BEGIN Given entries

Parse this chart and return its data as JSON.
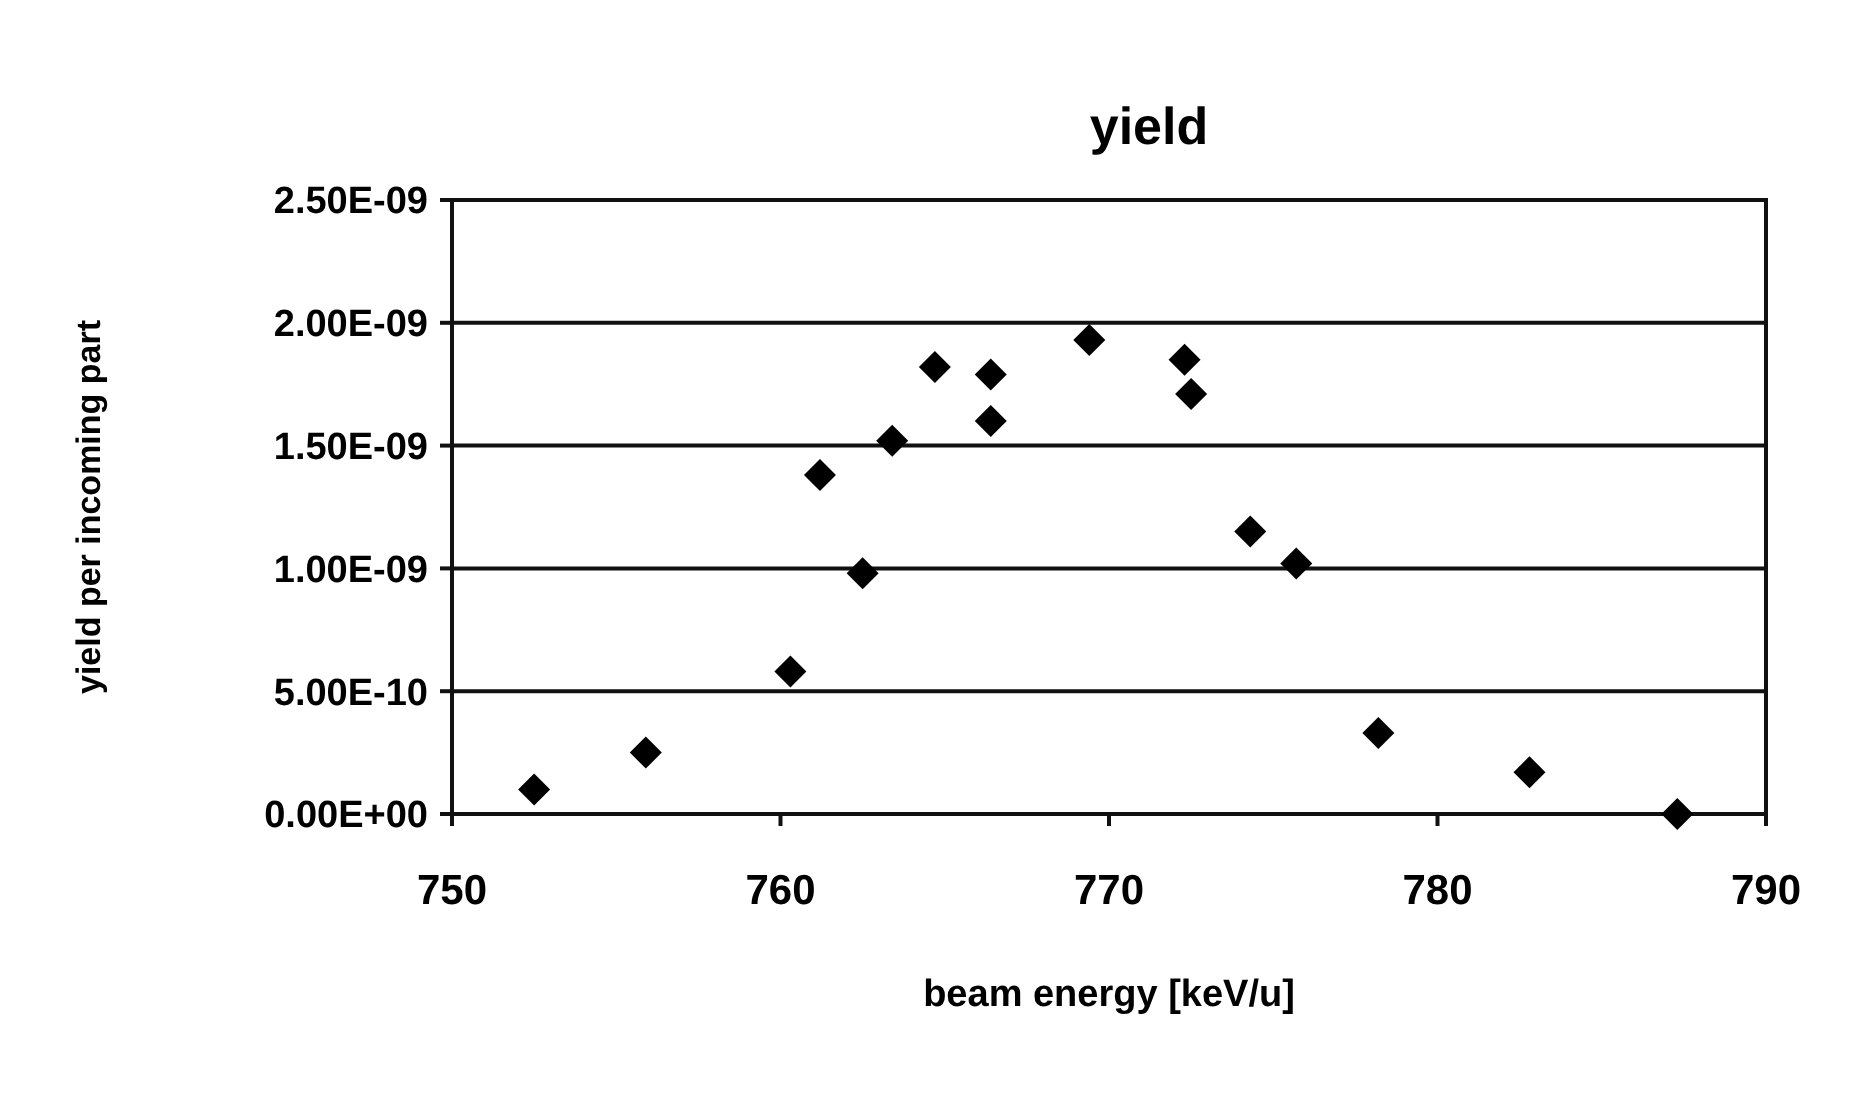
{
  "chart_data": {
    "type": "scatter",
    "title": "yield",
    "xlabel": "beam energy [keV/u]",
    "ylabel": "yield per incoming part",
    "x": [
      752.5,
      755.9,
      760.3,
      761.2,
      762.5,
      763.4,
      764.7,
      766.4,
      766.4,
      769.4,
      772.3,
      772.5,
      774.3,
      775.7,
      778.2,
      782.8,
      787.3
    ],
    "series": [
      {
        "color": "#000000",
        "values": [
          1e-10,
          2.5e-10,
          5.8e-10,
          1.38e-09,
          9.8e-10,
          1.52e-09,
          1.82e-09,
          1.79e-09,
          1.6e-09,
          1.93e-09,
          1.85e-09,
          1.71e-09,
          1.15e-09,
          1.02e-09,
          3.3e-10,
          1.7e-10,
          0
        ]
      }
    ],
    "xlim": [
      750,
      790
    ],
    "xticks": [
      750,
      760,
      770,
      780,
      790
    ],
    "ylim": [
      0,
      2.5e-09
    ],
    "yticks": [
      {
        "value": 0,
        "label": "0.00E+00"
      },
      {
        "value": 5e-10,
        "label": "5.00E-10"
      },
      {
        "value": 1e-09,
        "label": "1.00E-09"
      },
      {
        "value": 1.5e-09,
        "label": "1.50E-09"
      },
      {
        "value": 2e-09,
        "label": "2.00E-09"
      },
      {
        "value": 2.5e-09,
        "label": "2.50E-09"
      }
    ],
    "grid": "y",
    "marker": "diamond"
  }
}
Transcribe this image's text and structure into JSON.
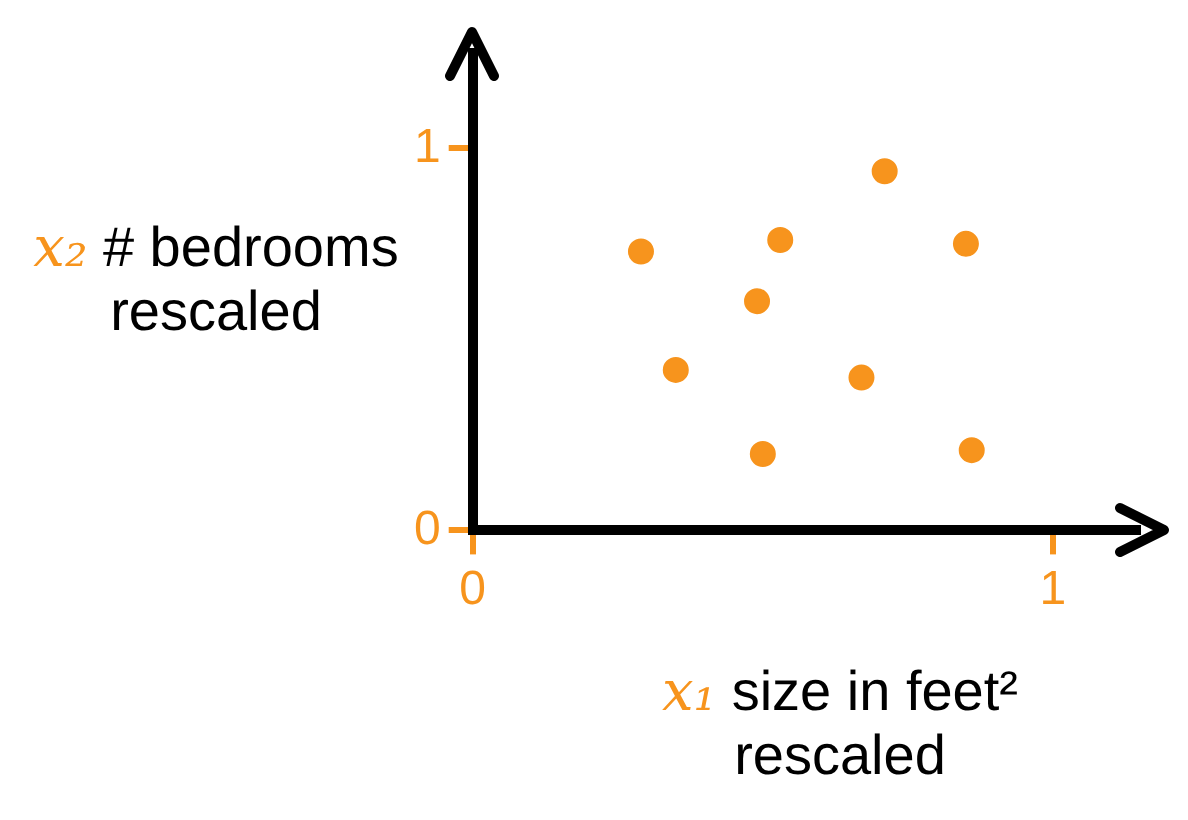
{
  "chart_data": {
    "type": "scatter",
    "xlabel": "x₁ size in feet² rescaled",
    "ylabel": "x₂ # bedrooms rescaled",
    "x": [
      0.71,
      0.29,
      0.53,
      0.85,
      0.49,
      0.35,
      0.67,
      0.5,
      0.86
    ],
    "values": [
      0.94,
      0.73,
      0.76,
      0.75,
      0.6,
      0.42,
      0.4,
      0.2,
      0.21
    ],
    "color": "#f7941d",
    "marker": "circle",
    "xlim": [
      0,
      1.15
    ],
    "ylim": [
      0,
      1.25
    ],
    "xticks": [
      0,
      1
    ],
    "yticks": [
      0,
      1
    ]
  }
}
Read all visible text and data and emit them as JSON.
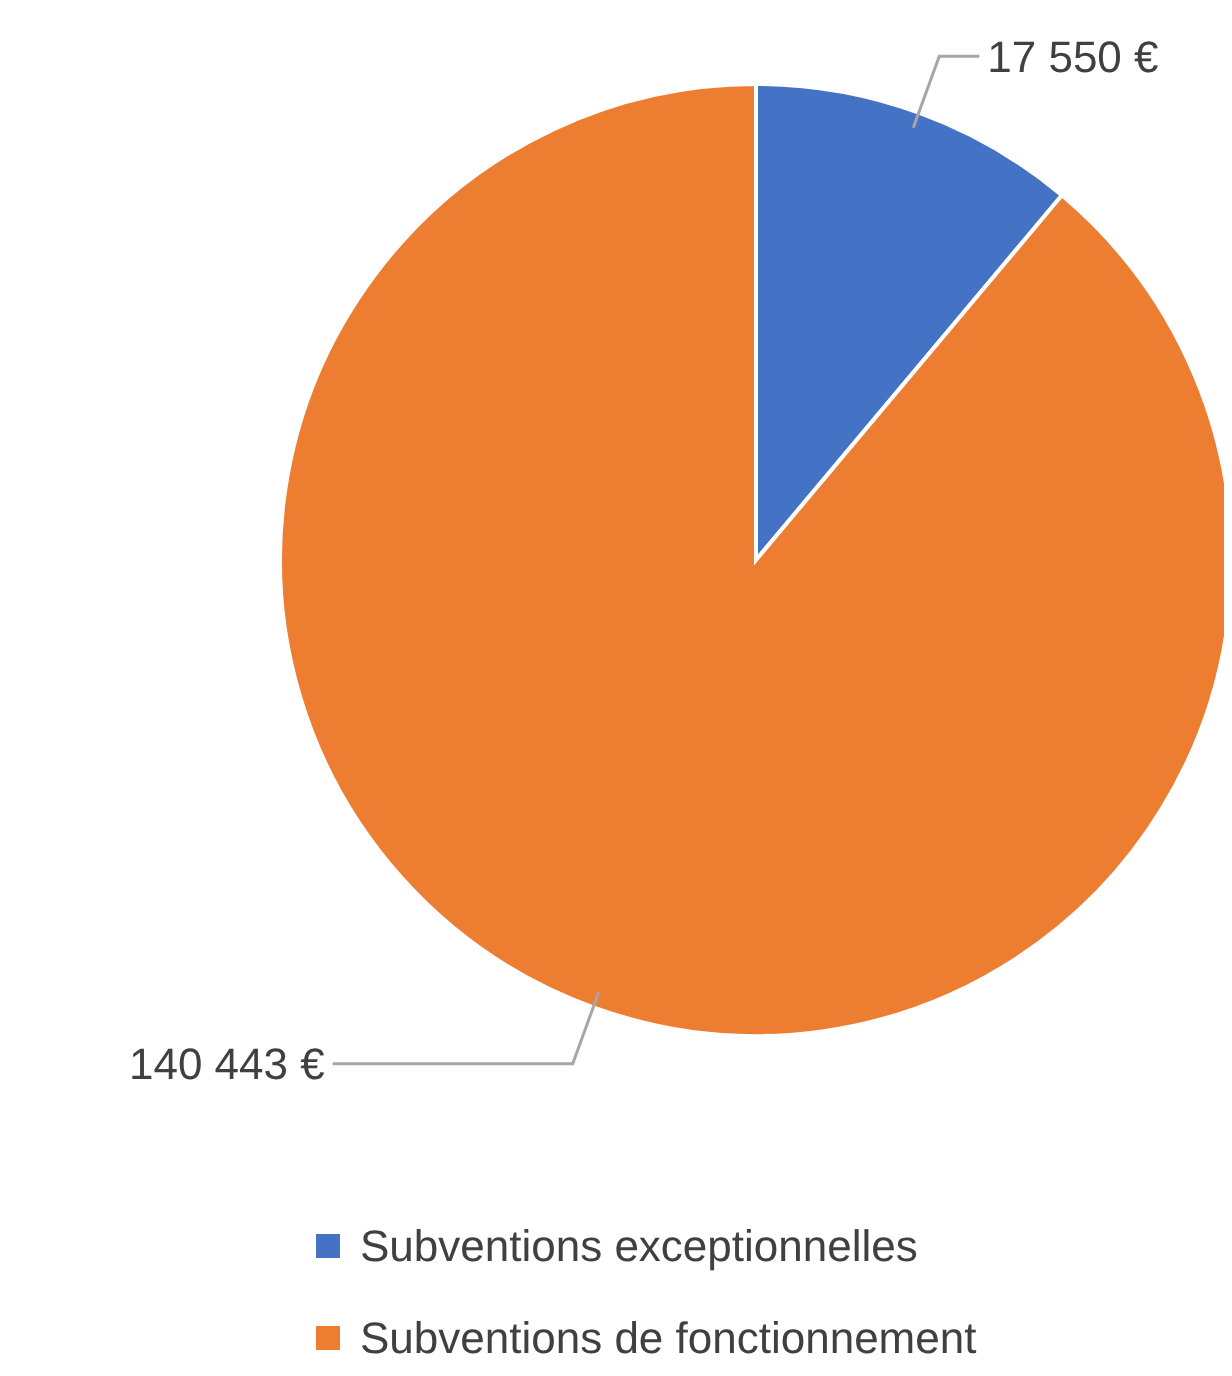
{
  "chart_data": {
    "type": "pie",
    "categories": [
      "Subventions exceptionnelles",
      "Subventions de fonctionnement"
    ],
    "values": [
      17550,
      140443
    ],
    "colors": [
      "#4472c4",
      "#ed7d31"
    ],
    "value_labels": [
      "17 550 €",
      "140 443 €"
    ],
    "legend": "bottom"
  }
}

END Given entries

__Brief__
Report how many lines of the records above contain the word "Subventions", and give only that number.

__Result of the task__
2